Answer with one number only: the number of lines that contain "Sheet".

○ ○ ○ ○ ○ ○ ○

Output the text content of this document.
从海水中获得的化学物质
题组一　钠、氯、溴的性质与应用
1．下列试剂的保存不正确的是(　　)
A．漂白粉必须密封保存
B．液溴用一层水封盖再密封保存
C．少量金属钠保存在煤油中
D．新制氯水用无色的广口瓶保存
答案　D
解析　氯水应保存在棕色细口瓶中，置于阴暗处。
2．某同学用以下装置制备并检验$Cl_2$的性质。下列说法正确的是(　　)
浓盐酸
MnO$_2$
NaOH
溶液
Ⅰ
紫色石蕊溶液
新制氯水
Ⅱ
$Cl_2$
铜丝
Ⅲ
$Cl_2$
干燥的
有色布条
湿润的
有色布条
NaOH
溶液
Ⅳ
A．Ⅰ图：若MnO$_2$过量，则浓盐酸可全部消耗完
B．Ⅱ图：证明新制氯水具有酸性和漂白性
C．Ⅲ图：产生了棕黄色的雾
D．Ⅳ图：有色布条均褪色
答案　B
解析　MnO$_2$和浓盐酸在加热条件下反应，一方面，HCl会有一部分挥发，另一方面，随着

○ ○ ○ ○ ○ ○ ○

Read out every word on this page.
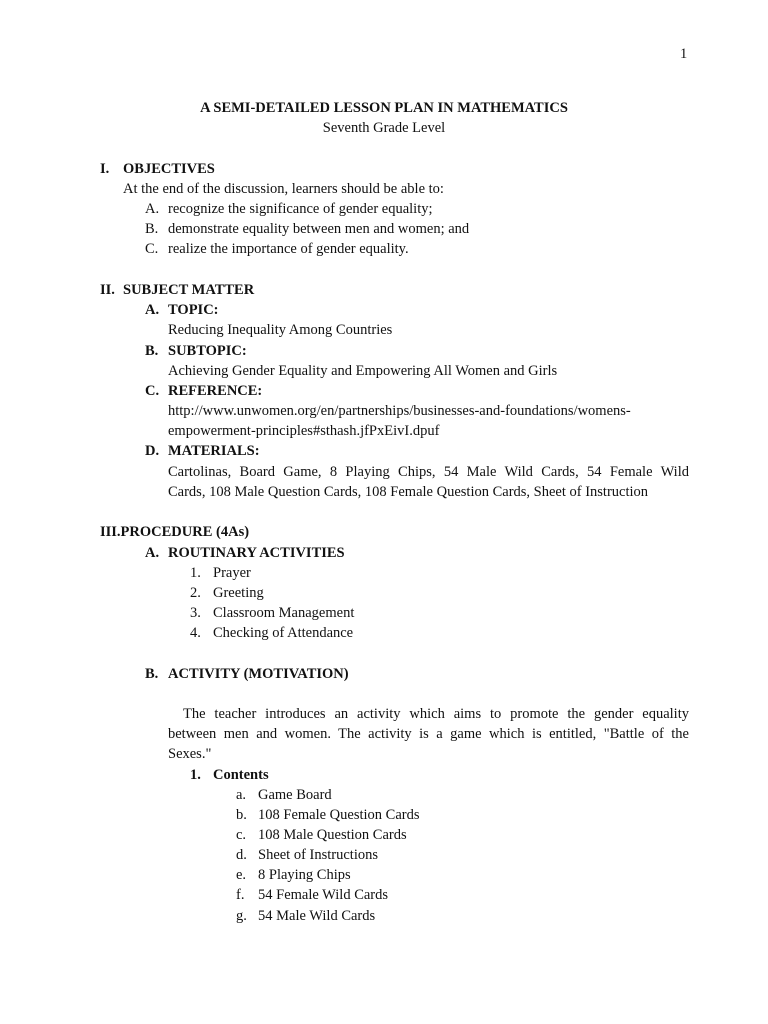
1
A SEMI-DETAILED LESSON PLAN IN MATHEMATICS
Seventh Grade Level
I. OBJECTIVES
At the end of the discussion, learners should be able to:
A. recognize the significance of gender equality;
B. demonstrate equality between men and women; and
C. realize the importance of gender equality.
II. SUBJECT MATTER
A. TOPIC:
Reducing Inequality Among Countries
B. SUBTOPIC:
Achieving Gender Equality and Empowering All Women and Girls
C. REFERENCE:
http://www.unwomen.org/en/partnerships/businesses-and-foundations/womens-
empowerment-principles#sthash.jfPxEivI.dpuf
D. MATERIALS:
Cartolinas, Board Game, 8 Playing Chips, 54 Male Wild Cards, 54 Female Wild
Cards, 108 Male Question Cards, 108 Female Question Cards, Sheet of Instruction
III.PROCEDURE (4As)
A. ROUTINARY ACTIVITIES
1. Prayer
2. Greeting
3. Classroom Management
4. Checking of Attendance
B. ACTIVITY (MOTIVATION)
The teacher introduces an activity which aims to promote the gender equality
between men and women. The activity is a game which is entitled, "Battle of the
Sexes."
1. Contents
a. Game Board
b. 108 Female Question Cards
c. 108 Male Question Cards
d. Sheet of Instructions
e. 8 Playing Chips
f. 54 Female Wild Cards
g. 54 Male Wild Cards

○ ○ ○ ○ ○ ○ ○

- _SOLUTION FOR THIS PROBLEM_
2